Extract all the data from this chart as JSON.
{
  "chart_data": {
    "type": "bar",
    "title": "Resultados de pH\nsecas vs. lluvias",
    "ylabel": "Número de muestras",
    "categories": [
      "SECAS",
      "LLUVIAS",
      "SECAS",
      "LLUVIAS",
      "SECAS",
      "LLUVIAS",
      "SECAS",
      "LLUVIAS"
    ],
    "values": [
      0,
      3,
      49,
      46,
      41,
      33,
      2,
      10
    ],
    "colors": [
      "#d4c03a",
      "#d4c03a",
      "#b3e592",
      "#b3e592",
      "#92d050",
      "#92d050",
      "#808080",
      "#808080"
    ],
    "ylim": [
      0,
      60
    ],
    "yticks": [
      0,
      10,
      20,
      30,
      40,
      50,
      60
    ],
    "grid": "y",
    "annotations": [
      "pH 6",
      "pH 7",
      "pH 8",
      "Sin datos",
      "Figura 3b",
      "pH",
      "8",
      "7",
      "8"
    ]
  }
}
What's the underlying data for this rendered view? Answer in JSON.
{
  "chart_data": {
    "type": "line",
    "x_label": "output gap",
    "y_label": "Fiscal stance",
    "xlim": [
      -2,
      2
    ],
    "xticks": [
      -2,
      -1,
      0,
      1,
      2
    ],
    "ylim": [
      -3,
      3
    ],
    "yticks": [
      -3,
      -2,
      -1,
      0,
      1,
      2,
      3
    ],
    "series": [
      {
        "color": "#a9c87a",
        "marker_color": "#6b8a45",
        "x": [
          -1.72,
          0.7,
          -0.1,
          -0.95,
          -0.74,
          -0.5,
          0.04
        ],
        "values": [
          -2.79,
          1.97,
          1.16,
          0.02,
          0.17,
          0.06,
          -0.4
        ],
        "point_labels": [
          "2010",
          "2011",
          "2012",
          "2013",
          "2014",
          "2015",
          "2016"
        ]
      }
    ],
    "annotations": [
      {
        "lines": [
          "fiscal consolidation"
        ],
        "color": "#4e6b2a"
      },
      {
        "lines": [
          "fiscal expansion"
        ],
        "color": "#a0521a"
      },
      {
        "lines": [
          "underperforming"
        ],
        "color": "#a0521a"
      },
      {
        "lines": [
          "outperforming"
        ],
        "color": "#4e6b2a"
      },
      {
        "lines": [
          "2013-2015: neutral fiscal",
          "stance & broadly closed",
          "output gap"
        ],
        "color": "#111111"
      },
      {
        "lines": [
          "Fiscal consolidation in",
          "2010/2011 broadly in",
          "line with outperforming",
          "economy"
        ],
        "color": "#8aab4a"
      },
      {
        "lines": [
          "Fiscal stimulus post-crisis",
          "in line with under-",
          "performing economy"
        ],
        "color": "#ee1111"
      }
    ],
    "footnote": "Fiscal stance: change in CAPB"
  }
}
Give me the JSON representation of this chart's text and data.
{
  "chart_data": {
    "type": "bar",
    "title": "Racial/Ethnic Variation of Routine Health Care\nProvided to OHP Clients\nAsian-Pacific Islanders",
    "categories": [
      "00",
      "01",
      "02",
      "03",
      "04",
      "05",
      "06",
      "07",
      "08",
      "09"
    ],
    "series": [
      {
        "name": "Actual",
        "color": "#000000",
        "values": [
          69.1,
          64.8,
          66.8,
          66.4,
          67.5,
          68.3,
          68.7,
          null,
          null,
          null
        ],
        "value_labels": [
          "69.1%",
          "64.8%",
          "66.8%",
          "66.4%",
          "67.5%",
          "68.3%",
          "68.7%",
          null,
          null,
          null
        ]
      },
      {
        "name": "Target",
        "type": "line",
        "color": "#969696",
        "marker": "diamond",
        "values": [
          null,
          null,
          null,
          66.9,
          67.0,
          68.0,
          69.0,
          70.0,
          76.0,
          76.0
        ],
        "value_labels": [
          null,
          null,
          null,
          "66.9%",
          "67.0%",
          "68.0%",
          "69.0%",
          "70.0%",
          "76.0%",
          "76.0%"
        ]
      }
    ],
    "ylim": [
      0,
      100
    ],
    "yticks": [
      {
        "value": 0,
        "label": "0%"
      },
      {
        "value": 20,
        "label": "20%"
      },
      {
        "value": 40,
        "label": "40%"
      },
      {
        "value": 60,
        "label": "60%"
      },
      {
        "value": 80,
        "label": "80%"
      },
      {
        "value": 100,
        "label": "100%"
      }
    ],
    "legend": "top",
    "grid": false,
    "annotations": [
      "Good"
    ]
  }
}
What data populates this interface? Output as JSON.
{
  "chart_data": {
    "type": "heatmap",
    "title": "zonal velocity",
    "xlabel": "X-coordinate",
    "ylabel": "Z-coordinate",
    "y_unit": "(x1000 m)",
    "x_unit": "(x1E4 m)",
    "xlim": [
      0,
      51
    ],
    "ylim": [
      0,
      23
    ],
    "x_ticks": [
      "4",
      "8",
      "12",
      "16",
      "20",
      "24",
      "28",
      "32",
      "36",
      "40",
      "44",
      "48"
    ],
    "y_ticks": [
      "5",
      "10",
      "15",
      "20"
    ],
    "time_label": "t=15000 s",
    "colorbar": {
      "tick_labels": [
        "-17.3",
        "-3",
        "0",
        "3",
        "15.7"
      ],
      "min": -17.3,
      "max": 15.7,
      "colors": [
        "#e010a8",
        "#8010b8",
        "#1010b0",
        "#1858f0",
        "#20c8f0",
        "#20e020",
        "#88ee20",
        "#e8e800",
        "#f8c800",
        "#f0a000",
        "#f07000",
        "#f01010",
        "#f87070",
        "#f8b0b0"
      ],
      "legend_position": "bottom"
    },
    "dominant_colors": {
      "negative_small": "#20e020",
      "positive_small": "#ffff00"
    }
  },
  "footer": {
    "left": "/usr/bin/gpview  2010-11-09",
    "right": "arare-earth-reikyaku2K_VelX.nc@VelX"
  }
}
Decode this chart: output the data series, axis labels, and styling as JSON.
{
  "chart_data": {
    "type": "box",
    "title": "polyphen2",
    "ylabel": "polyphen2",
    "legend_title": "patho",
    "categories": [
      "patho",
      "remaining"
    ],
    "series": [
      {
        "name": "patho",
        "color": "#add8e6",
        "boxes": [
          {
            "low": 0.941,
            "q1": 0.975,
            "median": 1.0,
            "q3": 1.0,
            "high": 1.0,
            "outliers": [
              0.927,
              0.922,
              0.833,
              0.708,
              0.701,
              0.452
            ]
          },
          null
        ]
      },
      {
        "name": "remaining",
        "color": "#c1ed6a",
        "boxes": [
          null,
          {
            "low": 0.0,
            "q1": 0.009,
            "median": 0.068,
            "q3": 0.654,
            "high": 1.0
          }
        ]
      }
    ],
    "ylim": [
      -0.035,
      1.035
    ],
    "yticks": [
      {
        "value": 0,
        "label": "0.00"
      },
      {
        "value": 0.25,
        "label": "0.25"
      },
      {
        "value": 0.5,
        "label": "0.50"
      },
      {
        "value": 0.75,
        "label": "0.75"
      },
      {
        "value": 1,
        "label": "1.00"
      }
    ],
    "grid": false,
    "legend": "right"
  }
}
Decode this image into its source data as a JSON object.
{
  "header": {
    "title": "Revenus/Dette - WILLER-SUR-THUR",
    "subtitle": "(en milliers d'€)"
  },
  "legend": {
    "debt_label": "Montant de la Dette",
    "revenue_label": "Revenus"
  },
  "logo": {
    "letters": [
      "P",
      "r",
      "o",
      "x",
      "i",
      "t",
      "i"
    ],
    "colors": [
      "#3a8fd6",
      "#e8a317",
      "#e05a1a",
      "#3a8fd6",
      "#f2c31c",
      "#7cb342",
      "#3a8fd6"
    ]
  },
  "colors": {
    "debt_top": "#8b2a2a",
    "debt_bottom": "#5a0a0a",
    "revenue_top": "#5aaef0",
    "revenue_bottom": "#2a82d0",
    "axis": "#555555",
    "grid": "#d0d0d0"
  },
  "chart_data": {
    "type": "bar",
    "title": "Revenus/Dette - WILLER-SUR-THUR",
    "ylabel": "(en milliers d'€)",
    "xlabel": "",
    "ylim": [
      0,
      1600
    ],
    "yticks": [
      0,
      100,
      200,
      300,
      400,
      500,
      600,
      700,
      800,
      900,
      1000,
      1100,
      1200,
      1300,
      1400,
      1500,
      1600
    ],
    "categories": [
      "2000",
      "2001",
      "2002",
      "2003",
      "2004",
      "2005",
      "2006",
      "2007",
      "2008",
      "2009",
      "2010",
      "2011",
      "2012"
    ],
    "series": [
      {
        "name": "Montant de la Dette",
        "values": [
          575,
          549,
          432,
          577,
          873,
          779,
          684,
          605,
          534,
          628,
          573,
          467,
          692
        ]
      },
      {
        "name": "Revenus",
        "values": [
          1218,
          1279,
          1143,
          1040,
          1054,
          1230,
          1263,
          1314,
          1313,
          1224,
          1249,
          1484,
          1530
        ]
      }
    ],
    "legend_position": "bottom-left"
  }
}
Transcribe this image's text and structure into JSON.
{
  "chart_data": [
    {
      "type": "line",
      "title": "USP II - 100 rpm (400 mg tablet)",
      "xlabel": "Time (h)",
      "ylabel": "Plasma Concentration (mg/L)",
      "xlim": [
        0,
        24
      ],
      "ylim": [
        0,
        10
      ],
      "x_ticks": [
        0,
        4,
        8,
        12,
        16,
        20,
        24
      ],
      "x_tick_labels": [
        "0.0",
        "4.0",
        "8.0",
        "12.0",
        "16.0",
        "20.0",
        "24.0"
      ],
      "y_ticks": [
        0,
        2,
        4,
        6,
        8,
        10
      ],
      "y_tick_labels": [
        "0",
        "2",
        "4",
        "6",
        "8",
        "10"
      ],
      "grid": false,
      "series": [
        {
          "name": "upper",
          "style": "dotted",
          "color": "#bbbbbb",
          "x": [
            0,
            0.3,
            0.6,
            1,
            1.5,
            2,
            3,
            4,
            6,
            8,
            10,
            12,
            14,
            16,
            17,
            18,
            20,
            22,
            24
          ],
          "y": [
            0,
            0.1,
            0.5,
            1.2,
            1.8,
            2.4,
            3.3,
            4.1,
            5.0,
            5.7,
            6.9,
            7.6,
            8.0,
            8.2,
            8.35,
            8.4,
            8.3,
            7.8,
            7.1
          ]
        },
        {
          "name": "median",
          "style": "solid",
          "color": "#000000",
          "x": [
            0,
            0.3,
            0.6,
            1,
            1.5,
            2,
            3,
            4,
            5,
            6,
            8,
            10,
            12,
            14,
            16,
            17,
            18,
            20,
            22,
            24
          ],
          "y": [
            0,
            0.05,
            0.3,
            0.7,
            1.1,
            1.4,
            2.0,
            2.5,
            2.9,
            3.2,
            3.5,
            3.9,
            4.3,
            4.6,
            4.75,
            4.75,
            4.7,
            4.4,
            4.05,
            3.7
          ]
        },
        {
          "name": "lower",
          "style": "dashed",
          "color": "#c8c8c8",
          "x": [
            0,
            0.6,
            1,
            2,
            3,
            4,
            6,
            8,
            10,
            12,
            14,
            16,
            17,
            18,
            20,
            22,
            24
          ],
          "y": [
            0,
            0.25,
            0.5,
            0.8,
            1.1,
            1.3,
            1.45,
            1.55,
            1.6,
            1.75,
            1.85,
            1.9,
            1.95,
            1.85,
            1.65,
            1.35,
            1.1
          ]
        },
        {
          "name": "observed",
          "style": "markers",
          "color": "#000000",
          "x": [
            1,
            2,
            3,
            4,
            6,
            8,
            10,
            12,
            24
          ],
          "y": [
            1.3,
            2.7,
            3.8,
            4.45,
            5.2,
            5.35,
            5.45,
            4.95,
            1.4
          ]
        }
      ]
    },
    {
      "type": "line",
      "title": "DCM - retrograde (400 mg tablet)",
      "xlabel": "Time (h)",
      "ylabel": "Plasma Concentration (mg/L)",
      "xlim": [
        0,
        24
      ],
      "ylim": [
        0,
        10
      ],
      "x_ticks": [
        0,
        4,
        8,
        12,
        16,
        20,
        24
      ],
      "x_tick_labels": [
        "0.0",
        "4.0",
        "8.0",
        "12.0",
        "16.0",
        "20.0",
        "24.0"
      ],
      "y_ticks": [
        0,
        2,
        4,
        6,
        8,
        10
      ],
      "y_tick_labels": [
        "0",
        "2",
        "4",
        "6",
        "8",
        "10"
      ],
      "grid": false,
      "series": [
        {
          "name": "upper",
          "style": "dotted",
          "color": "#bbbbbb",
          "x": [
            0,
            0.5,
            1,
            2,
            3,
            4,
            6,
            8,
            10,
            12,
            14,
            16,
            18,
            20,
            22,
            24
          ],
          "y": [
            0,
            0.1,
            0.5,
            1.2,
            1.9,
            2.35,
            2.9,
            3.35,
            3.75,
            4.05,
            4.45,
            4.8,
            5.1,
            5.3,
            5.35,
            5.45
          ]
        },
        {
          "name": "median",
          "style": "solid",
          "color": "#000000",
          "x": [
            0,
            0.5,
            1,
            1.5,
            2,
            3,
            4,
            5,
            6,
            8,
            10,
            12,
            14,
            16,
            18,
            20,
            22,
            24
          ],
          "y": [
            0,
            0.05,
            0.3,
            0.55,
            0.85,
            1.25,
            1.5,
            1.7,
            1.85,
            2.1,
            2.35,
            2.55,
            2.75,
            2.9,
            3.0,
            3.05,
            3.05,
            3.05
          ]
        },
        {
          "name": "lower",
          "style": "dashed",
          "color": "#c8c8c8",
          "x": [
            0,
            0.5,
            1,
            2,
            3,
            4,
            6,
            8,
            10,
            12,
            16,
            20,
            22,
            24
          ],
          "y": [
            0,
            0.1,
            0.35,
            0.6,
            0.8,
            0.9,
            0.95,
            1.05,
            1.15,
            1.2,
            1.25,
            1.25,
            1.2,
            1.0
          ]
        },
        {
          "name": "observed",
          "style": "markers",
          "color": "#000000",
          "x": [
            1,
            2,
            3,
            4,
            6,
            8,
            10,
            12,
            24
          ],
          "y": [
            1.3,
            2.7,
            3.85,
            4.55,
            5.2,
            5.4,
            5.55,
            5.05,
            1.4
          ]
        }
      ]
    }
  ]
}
• • • • • • •
**Work instructions**
Locate the word "with" in the data above. Copy every line carrying it.

**Answer**
          "line with outperforming",
          "in line with under-",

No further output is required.